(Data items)

· · · · · · ·

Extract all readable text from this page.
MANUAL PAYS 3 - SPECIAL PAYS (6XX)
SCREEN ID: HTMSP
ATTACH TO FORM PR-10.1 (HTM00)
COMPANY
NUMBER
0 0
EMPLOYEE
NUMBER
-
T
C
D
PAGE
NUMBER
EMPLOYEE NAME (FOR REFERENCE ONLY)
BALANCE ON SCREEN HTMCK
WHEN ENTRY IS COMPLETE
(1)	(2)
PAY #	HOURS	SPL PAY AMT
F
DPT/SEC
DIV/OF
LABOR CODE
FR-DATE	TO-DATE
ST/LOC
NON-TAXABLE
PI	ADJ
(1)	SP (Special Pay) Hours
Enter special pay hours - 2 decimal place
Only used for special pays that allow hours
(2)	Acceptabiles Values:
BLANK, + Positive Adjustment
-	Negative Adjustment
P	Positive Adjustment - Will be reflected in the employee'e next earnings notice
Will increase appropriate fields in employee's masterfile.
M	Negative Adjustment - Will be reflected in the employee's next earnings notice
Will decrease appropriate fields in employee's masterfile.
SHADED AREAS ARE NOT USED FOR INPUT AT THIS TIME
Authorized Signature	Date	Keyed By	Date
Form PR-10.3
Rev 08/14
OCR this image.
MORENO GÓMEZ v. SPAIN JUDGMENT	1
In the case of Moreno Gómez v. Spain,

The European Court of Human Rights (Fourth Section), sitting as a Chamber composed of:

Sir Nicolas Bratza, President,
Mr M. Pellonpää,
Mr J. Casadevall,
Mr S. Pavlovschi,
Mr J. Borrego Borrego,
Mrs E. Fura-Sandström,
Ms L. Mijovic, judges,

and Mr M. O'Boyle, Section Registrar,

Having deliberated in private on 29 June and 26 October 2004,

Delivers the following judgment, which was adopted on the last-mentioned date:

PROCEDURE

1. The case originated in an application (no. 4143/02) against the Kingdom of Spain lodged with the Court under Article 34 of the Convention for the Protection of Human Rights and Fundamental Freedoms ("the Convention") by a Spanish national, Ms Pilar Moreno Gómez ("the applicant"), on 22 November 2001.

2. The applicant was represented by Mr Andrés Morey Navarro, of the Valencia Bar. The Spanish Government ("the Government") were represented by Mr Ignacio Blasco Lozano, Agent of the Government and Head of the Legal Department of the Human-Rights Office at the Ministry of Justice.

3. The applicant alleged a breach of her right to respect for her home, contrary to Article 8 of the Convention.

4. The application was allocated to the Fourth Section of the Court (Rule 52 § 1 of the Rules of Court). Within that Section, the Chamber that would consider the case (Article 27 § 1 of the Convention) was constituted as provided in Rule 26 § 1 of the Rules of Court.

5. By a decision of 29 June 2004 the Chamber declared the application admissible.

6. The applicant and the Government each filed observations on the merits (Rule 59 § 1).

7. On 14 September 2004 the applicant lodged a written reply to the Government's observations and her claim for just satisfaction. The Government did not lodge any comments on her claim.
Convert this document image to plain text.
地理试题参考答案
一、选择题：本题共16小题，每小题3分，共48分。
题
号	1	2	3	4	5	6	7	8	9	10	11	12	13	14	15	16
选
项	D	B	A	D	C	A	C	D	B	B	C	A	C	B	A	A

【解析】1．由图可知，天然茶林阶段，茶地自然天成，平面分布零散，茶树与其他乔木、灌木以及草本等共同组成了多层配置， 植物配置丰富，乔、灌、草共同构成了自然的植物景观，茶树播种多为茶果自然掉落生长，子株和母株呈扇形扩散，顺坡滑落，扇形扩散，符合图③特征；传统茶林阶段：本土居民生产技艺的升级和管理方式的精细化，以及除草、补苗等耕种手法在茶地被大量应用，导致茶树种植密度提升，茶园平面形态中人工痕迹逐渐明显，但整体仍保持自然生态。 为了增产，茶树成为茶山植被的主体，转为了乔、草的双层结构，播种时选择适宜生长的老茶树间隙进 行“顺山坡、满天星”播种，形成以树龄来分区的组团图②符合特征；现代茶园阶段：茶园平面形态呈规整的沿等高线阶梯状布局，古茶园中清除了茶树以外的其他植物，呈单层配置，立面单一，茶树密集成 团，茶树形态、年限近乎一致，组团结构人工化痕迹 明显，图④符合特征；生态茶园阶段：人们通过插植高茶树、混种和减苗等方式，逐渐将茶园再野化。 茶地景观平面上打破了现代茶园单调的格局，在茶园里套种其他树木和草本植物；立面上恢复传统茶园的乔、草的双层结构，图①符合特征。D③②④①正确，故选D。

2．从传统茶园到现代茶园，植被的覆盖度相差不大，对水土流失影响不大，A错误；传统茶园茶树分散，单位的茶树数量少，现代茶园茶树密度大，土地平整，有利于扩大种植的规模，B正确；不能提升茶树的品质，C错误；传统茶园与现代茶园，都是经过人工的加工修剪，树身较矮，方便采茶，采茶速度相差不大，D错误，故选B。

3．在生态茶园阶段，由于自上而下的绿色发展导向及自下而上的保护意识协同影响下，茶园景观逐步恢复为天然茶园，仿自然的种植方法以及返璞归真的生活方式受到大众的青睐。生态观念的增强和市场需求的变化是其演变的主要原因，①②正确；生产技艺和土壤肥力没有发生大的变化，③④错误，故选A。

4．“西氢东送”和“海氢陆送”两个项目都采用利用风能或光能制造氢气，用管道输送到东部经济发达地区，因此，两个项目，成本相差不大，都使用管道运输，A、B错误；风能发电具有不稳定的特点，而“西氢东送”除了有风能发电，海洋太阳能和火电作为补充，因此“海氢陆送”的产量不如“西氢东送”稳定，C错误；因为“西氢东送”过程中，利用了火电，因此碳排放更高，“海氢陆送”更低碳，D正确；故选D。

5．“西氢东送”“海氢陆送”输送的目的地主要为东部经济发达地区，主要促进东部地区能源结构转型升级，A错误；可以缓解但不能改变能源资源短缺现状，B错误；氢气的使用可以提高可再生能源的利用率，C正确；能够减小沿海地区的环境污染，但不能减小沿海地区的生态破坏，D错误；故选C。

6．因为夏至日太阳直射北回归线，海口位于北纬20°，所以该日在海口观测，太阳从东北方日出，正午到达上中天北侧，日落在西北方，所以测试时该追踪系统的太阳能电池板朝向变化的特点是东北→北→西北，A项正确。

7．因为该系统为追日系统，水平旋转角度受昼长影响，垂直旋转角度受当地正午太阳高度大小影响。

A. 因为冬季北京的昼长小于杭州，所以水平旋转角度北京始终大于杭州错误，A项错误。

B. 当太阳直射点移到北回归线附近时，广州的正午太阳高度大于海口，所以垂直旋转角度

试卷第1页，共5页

· · · · · · ·

Requirement:
Copy out the material word for word and line for line.

Solution to this task:
Extract all readable text from this page.
MANUAL PAYS 3 - SPECIAL PAYS (6XX)
SCREEN ID: HTMSP
ATTACH TO FORM PR-10.1 (HTM00)
COMPANY
NUMBER
0 0
EMPLOYEE
NUMBER
-
T
C
D
PAGE
NUMBER
EMPLOYEE NAME (FOR REFERENCE ONLY)
BALANCE ON SCREEN HTMCK
WHEN ENTRY IS COMPLETE
(1)	(2)
PAY #	HOURS	SPL PAY AMT
F
DPT/SEC
DIV/OF
LABOR CODE
FR-DATE	TO-DATE
ST/LOC
NON-TAXABLE
PI	ADJ
(1)	SP (Special Pay) Hours
Enter special pay hours - 2 decimal place
Only used for special pays that allow hours
(2)	Acceptabiles Values:
BLANK, + Positive Adjustment
-	Negative Adjustment
P	Positive Adjustment - Will be reflected in the employee'e next earnings notice
Will increase appropriate fields in employee's masterfile.
M	Negative Adjustment - Will be reflected in the employee's next earnings notice
Will decrease appropriate fields in employee's masterfile.
SHADED AREAS ARE NOT USED FOR INPUT AT THIS TIME
Authorized Signature	Date	Keyed By	Date
Form PR-10.3
Rev 08/14
OCR this image.
MORENO GÓMEZ v. SPAIN JUDGMENT	1
In the case of Moreno Gómez v. Spain,

The European Court of Human Rights (Fourth Section), sitting as a Chamber composed of:

Sir Nicolas Bratza, President,
Mr M. Pellonpää,
Mr J. Casadevall,
Mr S. Pavlovschi,
Mr J. Borrego Borrego,
Mrs E. Fura-Sandström,
Ms L. Mijovic, judges,

and Mr M. O'Boyle, Section Registrar,

Having deliberated in private on 29 June and 26 October 2004,

Delivers the following judgment, which was adopted on the last-mentioned date:

PROCEDURE

1. The case originated in an application (no. 4143/02) against the Kingdom of Spain lodged with the Court under Article 34 of the Convention for the Protection of Human Rights and Fundamental Freedoms ("the Convention") by a Spanish national, Ms Pilar Moreno Gómez ("the applicant"), on 22 November 2001.

2. The applicant was represented by Mr Andrés Morey Navarro, of the Valencia Bar. The Spanish Government ("the Government") were represented by Mr Ignacio Blasco Lozano, Agent of the Government and Head of the Legal Department of the Human-Rights Office at the Ministry of Justice.

3. The applicant alleged a breach of her right to respect for her home, contrary to Article 8 of the Convention.

4. The application was allocated to the Fourth Section of the Court (Rule 52 § 1 of the Rules of Court). Within that Section, the Chamber that would consider the case (Article 27 § 1 of the Convention) was constituted as provided in Rule 26 § 1 of the Rules of Court.

5. By a decision of 29 June 2004 the Chamber declared the application admissible.

6. The applicant and the Government each filed observations on the merits (Rule 59 § 1).

7. On 14 September 2004 the applicant lodged a written reply to the Government's observations and her claim for just satisfaction. The Government did not lodge any comments on her claim.
Convert this document image to plain text.
地理试题参考答案
一、选择题：本题共16小题，每小题3分，共48分。
题
号	1	2	3	4	5	6	7	8	9	10	11	12	13	14	15	16
选
项	D	B	A	D	C	A	C	D	B	B	C	A	C	B	A	A

【解析】1．由图可知，天然茶林阶段，茶地自然天成，平面分布零散，茶树与其他乔木、灌木以及草本等共同组成了多层配置， 植物配置丰富，乔、灌、草共同构成了自然的植物景观，茶树播种多为茶果自然掉落生长，子株和母株呈扇形扩散，顺坡滑落，扇形扩散，符合图③特征；传统茶林阶段：本土居民生产技艺的升级和管理方式的精细化，以及除草、补苗等耕种手法在茶地被大量应用，导致茶树种植密度提升，茶园平面形态中人工痕迹逐渐明显，但整体仍保持自然生态。 为了增产，茶树成为茶山植被的主体，转为了乔、草的双层结构，播种时选择适宜生长的老茶树间隙进 行“顺山坡、满天星”播种，形成以树龄来分区的组团图②符合特征；现代茶园阶段：茶园平面形态呈规整的沿等高线阶梯状布局，古茶园中清除了茶树以外的其他植物，呈单层配置，立面单一，茶树密集成 团，茶树形态、年限近乎一致，组团结构人工化痕迹 明显，图④符合特征；生态茶园阶段：人们通过插植高茶树、混种和减苗等方式，逐渐将茶园再野化。 茶地景观平面上打破了现代茶园单调的格局，在茶园里套种其他树木和草本植物；立面上恢复传统茶园的乔、草的双层结构，图①符合特征。D③②④①正确，故选D。

2．从传统茶园到现代茶园，植被的覆盖度相差不大，对水土流失影响不大，A错误；传统茶园茶树分散，单位的茶树数量少，现代茶园茶树密度大，土地平整，有利于扩大种植的规模，B正确；不能提升茶树的品质，C错误；传统茶园与现代茶园，都是经过人工的加工修剪，树身较矮，方便采茶，采茶速度相差不大，D错误，故选B。

3．在生态茶园阶段，由于自上而下的绿色发展导向及自下而上的保护意识协同影响下，茶园景观逐步恢复为天然茶园，仿自然的种植方法以及返璞归真的生活方式受到大众的青睐。生态观念的增强和市场需求的变化是其演变的主要原因，①②正确；生产技艺和土壤肥力没有发生大的变化，③④错误，故选A。

4．“西氢东送”和“海氢陆送”两个项目都采用利用风能或光能制造氢气，用管道输送到东部经济发达地区，因此，两个项目，成本相差不大，都使用管道运输，A、B错误；风能发电具有不稳定的特点，而“西氢东送”除了有风能发电，海洋太阳能和火电作为补充，因此“海氢陆送”的产量不如“西氢东送”稳定，C错误；因为“西氢东送”过程中，利用了火电，因此碳排放更高，“海氢陆送”更低碳，D正确；故选D。

5．“西氢东送”“海氢陆送”输送的目的地主要为东部经济发达地区，主要促进东部地区能源结构转型升级，A错误；可以缓解但不能改变能源资源短缺现状，B错误；氢气的使用可以提高可再生能源的利用率，C正确；能够减小沿海地区的环境污染，但不能减小沿海地区的生态破坏，D错误；故选C。

6．因为夏至日太阳直射北回归线，海口位于北纬20°，所以该日在海口观测，太阳从东北方日出，正午到达上中天北侧，日落在西北方，所以测试时该追踪系统的太阳能电池板朝向变化的特点是东北→北→西北，A项正确。

7．因为该系统为追日系统，水平旋转角度受昼长影响，垂直旋转角度受当地正午太阳高度大小影响。

A. 因为冬季北京的昼长小于杭州，所以水平旋转角度北京始终大于杭州错误，A项错误。

B. 当太阳直射点移到北回归线附近时，广州的正午太阳高度大于海口，所以垂直旋转角度

试卷第1页，共5页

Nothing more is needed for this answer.